◆ REQUIRED TASK: Copy everything from the beginning of the records down through the line with "point-marker [72, 208, 80, 216]", swapping each "scatter-cross" for "cross-marker" and changing nothing else.

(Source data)
>>>>

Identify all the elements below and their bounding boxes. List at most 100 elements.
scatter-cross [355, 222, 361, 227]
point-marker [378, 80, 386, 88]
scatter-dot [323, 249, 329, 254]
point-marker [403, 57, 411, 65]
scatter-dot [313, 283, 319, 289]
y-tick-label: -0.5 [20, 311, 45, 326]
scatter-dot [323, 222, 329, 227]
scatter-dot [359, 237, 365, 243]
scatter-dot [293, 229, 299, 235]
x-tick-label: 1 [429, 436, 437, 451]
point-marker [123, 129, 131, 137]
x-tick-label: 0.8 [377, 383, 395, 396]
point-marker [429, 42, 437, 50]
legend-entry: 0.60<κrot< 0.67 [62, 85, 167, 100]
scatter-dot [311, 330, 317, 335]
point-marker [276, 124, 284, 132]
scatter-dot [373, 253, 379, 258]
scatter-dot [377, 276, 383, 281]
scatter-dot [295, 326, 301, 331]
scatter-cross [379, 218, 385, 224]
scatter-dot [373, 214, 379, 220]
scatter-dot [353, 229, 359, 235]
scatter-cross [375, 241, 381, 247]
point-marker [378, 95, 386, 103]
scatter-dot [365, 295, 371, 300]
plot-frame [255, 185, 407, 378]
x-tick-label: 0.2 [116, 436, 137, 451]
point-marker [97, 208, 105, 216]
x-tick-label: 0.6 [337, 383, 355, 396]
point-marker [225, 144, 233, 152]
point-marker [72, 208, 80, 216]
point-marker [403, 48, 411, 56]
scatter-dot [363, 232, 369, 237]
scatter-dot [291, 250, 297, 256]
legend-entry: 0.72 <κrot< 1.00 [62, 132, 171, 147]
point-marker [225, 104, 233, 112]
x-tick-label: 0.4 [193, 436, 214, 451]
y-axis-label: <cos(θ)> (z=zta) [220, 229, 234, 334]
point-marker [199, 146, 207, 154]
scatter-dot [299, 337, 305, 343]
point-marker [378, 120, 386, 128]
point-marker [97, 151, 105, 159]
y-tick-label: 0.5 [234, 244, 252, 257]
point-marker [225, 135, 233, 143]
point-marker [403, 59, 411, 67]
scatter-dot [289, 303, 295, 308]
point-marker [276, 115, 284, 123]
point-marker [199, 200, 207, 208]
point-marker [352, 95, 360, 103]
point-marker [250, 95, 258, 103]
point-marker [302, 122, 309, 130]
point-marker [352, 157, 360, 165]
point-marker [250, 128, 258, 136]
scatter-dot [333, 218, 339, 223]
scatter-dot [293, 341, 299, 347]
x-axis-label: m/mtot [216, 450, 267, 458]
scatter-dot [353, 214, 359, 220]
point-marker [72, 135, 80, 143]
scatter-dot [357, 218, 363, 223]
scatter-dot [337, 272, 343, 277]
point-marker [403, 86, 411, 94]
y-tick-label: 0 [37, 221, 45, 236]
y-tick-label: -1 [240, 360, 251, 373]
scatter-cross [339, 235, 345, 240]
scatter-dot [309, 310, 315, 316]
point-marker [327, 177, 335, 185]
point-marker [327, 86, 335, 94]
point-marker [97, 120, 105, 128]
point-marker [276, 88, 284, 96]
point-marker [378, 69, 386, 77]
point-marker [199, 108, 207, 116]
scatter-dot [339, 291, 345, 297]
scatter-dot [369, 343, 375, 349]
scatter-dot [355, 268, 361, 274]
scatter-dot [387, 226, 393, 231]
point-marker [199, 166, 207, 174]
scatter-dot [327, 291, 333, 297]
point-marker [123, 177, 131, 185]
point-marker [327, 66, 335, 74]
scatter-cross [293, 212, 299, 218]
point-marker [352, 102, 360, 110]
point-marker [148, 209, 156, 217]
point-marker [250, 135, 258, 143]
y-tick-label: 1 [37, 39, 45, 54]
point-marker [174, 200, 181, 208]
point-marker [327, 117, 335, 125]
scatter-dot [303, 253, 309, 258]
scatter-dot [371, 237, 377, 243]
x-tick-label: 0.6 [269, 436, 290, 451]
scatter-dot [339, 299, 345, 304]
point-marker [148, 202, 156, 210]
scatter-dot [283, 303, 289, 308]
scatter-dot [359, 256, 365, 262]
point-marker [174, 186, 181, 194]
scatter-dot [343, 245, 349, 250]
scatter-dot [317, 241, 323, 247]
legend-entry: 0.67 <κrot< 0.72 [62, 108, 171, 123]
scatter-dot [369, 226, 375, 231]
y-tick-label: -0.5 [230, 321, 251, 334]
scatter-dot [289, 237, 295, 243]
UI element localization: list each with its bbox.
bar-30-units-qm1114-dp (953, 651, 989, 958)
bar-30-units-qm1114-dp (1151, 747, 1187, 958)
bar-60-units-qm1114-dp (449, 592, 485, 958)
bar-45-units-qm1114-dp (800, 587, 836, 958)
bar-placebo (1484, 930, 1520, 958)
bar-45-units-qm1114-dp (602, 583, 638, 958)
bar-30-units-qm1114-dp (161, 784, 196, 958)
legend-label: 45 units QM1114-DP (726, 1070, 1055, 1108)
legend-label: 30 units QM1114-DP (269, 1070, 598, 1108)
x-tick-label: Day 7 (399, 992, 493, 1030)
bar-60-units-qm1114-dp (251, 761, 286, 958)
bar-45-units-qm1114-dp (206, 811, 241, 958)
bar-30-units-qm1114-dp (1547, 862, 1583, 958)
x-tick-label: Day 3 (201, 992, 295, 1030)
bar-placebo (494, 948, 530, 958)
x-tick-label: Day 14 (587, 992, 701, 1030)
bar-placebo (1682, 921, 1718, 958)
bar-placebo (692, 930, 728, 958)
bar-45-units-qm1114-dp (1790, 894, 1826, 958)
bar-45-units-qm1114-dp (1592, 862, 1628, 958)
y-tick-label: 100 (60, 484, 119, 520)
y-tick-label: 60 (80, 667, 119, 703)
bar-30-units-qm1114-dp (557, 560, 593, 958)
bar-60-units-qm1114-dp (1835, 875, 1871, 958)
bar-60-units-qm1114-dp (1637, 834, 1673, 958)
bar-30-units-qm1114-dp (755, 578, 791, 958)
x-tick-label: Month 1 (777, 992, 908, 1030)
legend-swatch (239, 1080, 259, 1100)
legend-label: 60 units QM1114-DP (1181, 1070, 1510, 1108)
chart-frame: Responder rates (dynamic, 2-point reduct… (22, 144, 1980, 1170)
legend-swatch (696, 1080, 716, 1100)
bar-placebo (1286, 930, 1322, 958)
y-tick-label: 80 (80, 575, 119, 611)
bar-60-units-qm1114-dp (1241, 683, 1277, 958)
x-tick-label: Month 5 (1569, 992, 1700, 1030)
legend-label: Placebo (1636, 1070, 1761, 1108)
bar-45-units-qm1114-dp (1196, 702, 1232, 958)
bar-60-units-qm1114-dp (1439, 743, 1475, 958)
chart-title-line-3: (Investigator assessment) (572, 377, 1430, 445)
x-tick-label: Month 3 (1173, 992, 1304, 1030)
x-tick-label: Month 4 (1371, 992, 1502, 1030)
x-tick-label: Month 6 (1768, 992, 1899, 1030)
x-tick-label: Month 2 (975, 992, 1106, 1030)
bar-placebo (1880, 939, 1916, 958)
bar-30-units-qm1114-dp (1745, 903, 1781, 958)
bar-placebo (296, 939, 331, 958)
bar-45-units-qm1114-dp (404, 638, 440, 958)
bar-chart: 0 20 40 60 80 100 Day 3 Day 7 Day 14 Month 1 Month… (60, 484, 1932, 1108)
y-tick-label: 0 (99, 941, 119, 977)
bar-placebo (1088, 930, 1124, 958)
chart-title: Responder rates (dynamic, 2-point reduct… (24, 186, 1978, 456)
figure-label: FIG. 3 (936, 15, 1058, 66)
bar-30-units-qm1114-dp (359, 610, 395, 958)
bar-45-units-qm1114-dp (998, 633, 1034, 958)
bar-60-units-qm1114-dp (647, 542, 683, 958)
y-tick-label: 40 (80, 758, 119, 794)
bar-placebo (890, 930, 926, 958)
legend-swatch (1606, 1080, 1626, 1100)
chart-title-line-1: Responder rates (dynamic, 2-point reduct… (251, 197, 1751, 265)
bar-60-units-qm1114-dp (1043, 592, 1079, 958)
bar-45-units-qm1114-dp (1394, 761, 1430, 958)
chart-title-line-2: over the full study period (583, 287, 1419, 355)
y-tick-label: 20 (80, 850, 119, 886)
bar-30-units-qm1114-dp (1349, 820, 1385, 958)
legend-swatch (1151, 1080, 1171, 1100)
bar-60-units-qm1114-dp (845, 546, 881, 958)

<<<<

◆ ANSWER IN FULL:
Identify all the elements below and their bounding boxes. List at most 100 elements.
cross-marker [355, 222, 361, 227]
point-marker [378, 80, 386, 88]
scatter-dot [323, 249, 329, 254]
point-marker [403, 57, 411, 65]
scatter-dot [313, 283, 319, 289]
y-tick-label: -0.5 [20, 311, 45, 326]
scatter-dot [323, 222, 329, 227]
scatter-dot [359, 237, 365, 243]
scatter-dot [293, 229, 299, 235]
x-tick-label: 1 [429, 436, 437, 451]
point-marker [123, 129, 131, 137]
x-tick-label: 0.8 [377, 383, 395, 396]
point-marker [429, 42, 437, 50]
legend-entry: 0.60<κrot< 0.67 [62, 85, 167, 100]
scatter-dot [311, 330, 317, 335]
point-marker [276, 124, 284, 132]
scatter-dot [373, 253, 379, 258]
scatter-dot [377, 276, 383, 281]
scatter-dot [295, 326, 301, 331]
cross-marker [379, 218, 385, 224]
scatter-dot [373, 214, 379, 220]
scatter-dot [353, 229, 359, 235]
cross-marker [375, 241, 381, 247]
point-marker [378, 95, 386, 103]
scatter-dot [365, 295, 371, 300]
plot-frame [255, 185, 407, 378]
x-tick-label: 0.2 [116, 436, 137, 451]
point-marker [97, 208, 105, 216]
x-tick-label: 0.6 [337, 383, 355, 396]
point-marker [225, 144, 233, 152]
point-marker [72, 208, 80, 216]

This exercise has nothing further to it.